Find all lines in the listing that include the word "name", then copy them.

'''

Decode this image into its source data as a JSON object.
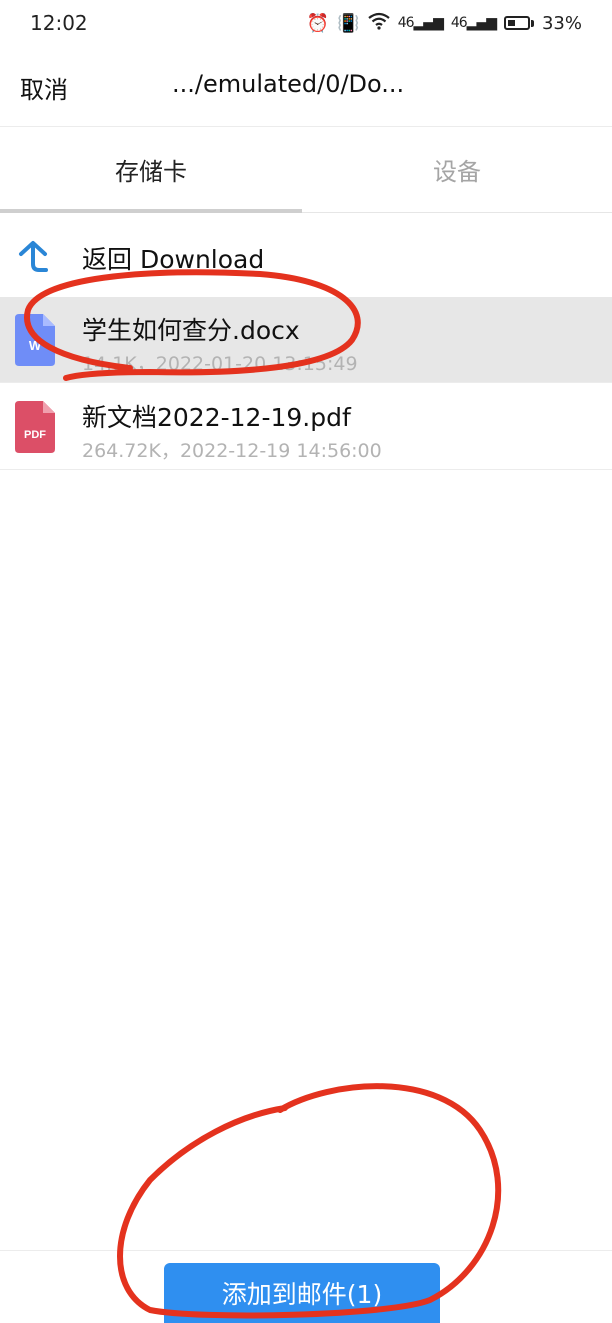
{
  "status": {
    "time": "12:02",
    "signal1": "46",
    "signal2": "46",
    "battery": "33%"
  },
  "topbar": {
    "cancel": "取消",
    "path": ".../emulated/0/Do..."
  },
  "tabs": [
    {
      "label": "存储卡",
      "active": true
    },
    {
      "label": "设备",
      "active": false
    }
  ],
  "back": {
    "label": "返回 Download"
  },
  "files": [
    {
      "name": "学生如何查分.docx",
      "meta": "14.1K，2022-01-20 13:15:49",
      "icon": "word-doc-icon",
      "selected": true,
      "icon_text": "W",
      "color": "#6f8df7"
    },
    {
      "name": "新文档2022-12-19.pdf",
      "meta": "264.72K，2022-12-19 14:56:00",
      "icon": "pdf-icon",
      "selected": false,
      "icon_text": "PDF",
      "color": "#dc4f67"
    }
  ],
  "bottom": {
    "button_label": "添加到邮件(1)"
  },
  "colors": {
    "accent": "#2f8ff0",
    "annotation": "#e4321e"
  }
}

'''
'''

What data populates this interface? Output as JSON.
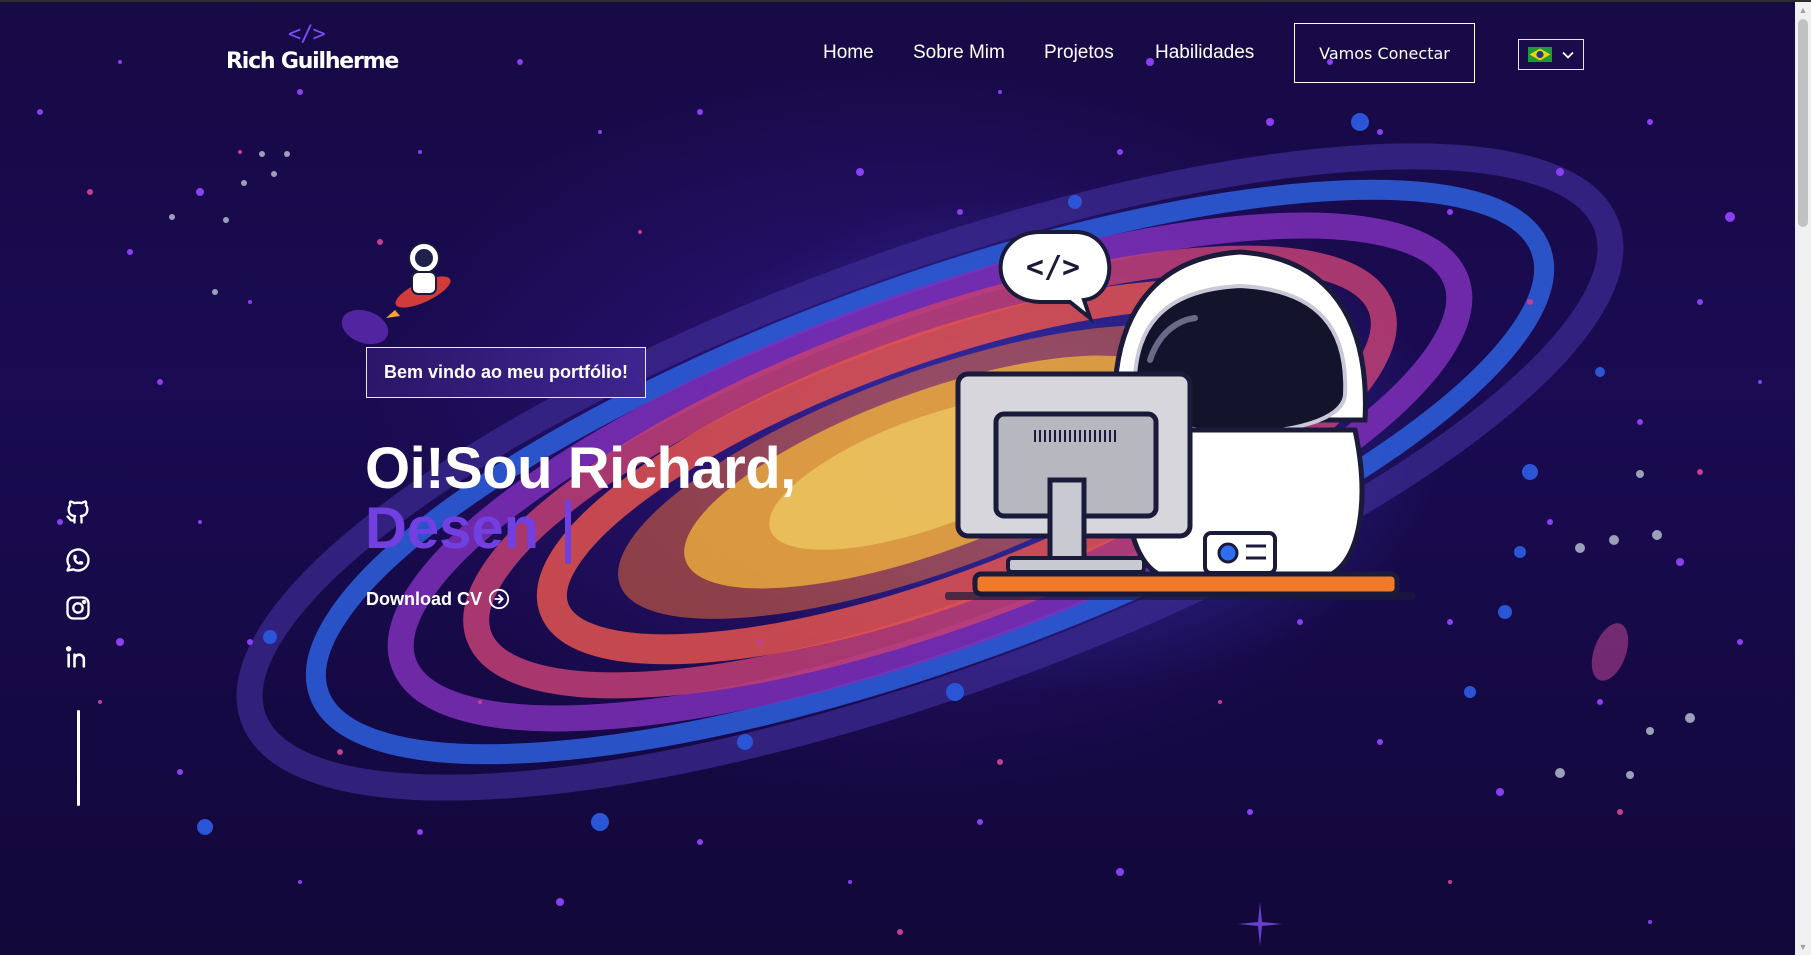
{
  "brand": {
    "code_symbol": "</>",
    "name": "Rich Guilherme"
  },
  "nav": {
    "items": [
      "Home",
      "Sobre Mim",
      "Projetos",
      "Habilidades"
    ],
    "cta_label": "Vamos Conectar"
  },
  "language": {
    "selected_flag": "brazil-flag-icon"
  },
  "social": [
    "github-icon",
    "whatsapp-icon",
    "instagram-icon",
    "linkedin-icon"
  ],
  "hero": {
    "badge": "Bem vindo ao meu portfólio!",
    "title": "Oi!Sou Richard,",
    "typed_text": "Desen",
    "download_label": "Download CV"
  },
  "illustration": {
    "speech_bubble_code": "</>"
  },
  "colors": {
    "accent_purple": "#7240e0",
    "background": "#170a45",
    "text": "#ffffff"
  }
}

'''

Exercise result:
      "name": "学生如何查分.docx",
      "name": "新文档2022-12-19.pdf",
    "name": "Rich Guilherme"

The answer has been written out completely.